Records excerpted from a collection
================================
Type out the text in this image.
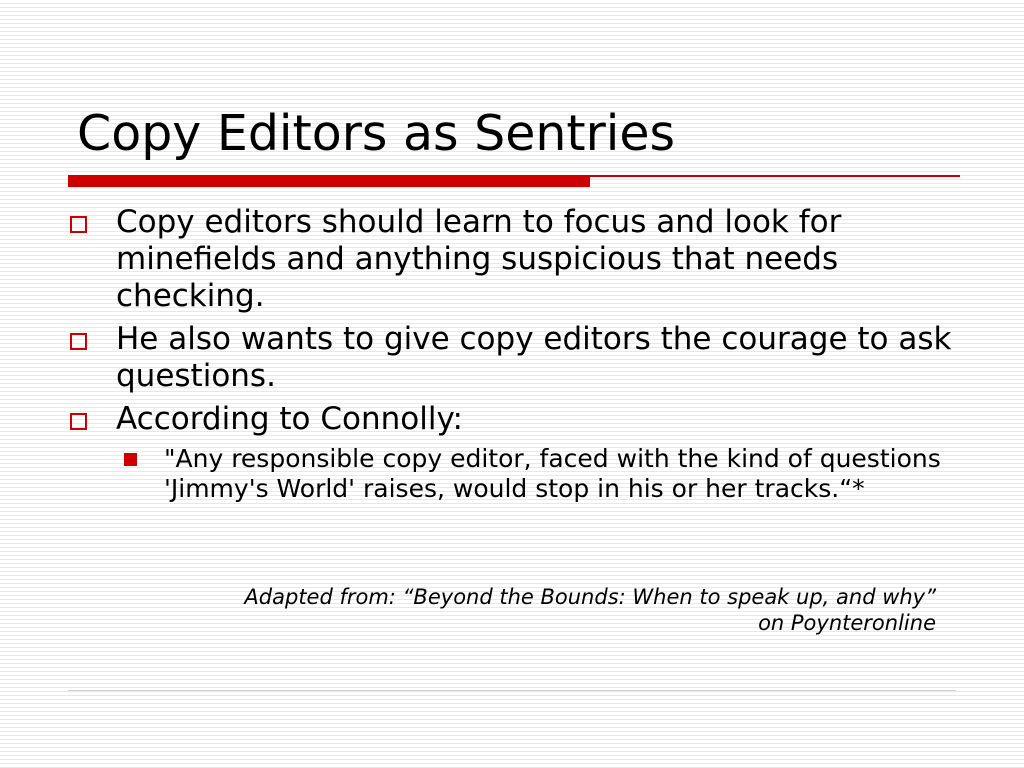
Copy Editors as Sentries
Copy editors should learn to focus and look for minefields and anything suspicious that needs checking.
He also wants to give copy editors the courage to ask questions.
According to Connolly:
"Any responsible copy editor, faced with the kind of questions 'Jimmy's World' raises, would stop in his or her tracks.“*
Adapted from: “Beyond the Bounds: When to speak up, and why”
on Poynteronline
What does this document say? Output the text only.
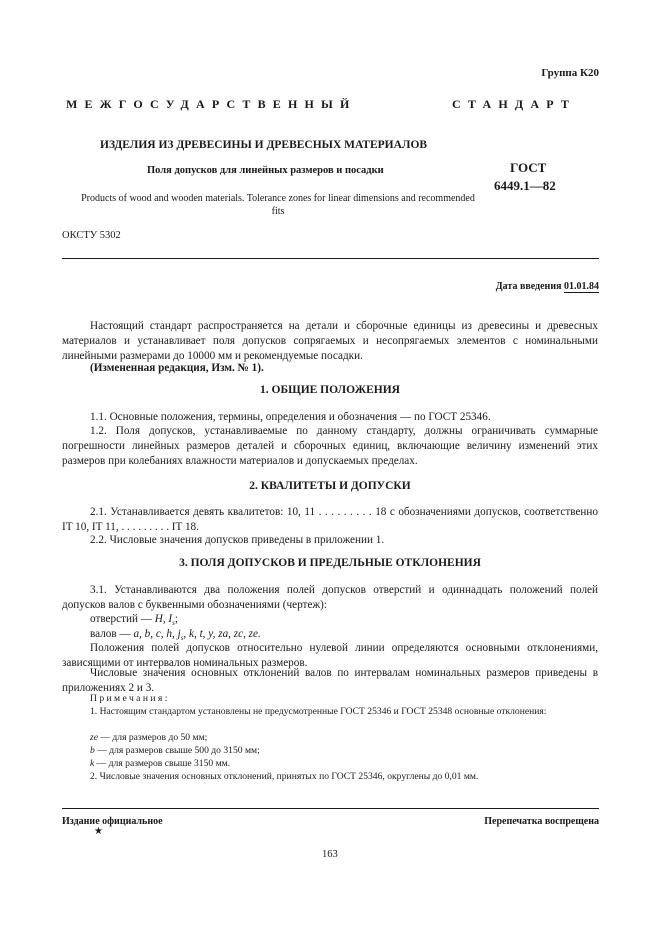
Группа К20
МЕЖГОСУДАРСТВЕННЫЙ	СТАНДАРТ
ИЗДЕЛИЯ ИЗ ДРЕВЕСИНЫ И ДРЕВЕСНЫХ МАТЕРИАЛОВ
Поля допусков для линейных размеров и посадки
Products of wood and wooden materials. Tolerance zones for linear dimensions and recommended fits
ГОСТ
6449.1—82
ОКСТУ 5302
Дата введения 01.01.84
Настоящий стандарт распространяется на детали и сборочные единицы из древесины и древесных материалов и устанавливает поля допусков сопрягаемых и несопрягаемых элементов с номинальными линейными размерами до 10000 мм и рекомендуемые посадки.
(Измененная редакция, Изм. № 1).
1. ОБЩИЕ ПОЛОЖЕНИЯ
1.1. Основные положения, термины, определения и обозначения — по ГОСТ 25346.
1.2. Поля допусков, устанавливаемые по данному стандарту, должны ограничивать суммарные погрешности линейных размеров деталей и сборочных единиц, включающие величину изменений этих размеров при колебаниях влажности материалов и допускаемых пределах.
2. КВАЛИТЕТЫ И ДОПУСКИ
2.1. Устанавливается девять квалитетов: 10, 11 . . . . . . . . . 18 с обозначениями допусков, соответственно IT 10, IT 11, . . . . . . . . . IT 18.
2.2. Числовые значения допусков приведены в приложении 1.
3. ПОЛЯ ДОПУСКОВ И ПРЕДЕЛЬНЫЕ ОТКЛОНЕНИЯ
3.1. Устанавливаются два положения полей допусков отверстий и одиннадцать положений полей допусков валов с буквенными обозначениями (чертеж):
отверстий — H, $I_s$;
валов — a, b, c, h, $j_s$, k, t, y, za, zc, ze.
Положения полей допусков относительно нулевой линии определяются основными отклонениями, зависящими от интервалов номинальных размеров.
Числовые значения основных отклонений валов по интервалам номинальных размеров приведены в приложениях 2 и 3.
Примечания:
1. Настоящим стандартом установлены не предусмотренные ГОСТ 25346 и ГОСТ 25348 основные отклонения:
ze — для размеров до 50 мм;
b — для размеров свыше 500 до 3150 мм;
k — для размеров свыше 3150 мм.
2. Числовые значения основных отклонений, принятых по ГОСТ 25346, округлены до 0,01 мм.
Издание официальное
★
Перепечатка воспрещена
163
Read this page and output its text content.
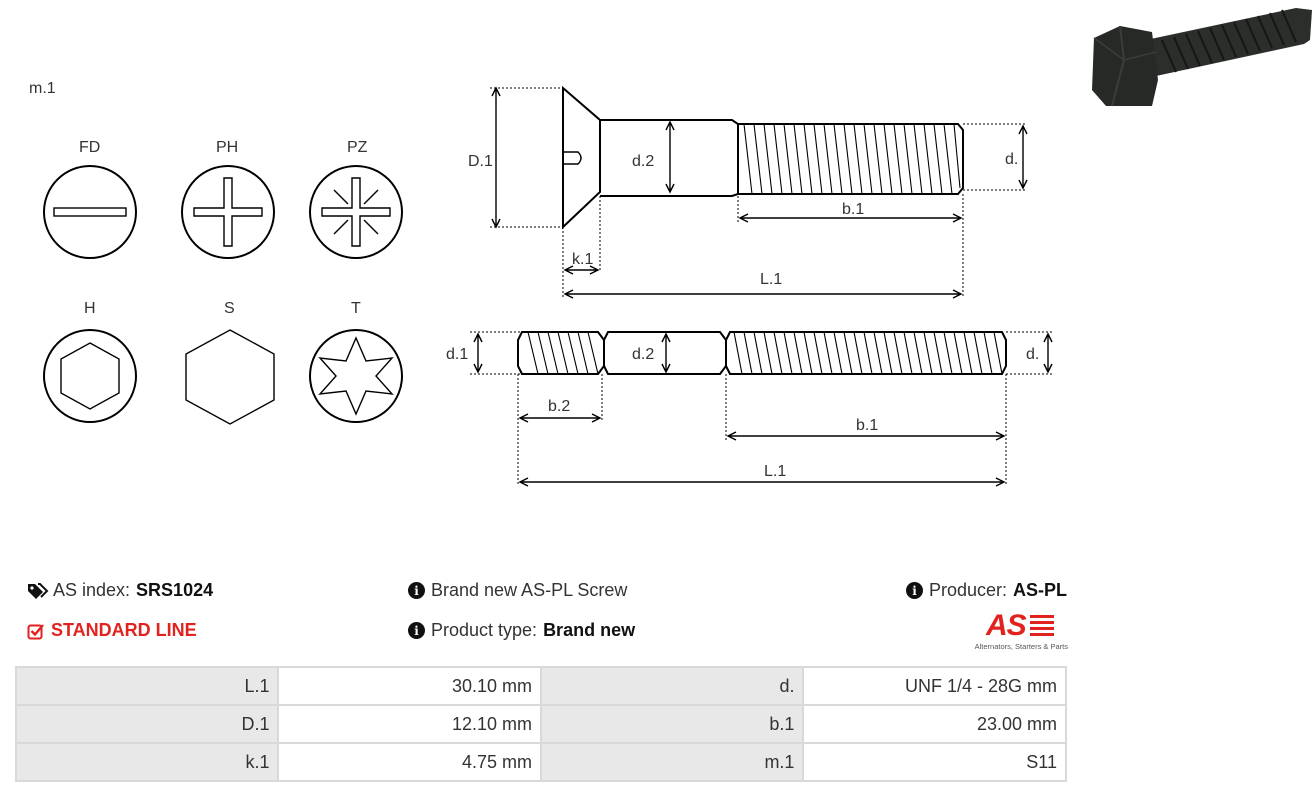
m.1
FD	PH	PZ
H	S	T
D.1	d.2	d.
b.1
k.1
L.1
d.1	d.2	d.
b.2
b.1
L.1
AS index: SRS1024
STANDARD LINE
i Brand new AS-PL Screw
i Product type: Brand new
i Producer: AS-PL
AS
Alternators, Starters & Parts
L.1	30.10 mm	d.	UNF 1/4 - 28G mm
D.1	12.10 mm	b.1	23.00 mm
k.1	4.75 mm	m.1	S11
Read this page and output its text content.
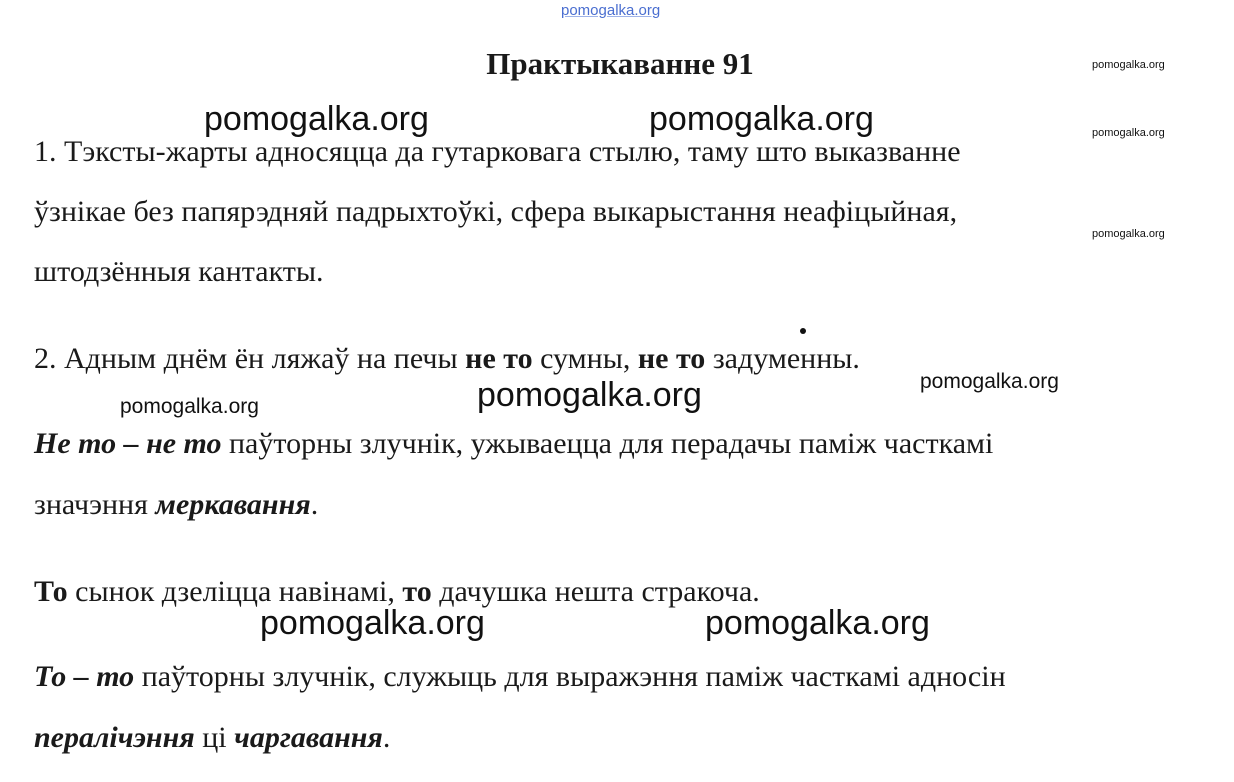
pomogalka.org
pomogalka.org
pomogalka.org
pomogalka.org
pomogalka.org	pomogalka.org
pomogalka.org	pomogalka.org
pomogalka.org
pomogalka.org	pomogalka.org
Практыкаванне 91
1. Тэксты-жарты адносяцца да гутарковага стылю, таму што выказванне
ўзнікае без папярэдняй падрыхтоўкі, сфера выкарыстання неафіцыйная,
штодзённыя кантакты.
2. Адным днём ён ляжаў на печы не то сумны, не то задуменны.
Не то – не то паўторны злучнік, ужываецца для перадачы паміж часткамі
значэння меркавання.
То сынок дзеліцца навінамі, то дачушка нешта стракоча.
То – то паўторны злучнік, служыць для выражэння паміж часткамі адносін
пералічэння ці чаргавання.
================================
*YOUR TASK*
Copy every line of the records above that holds the word "часткамі".

*OUTPUT BELOW*
Не то – не то паўторны злучнік, ужываецца для перадачы паміж часткамі
То – то паўторны злучнік, служыць для выражэння паміж часткамі адносін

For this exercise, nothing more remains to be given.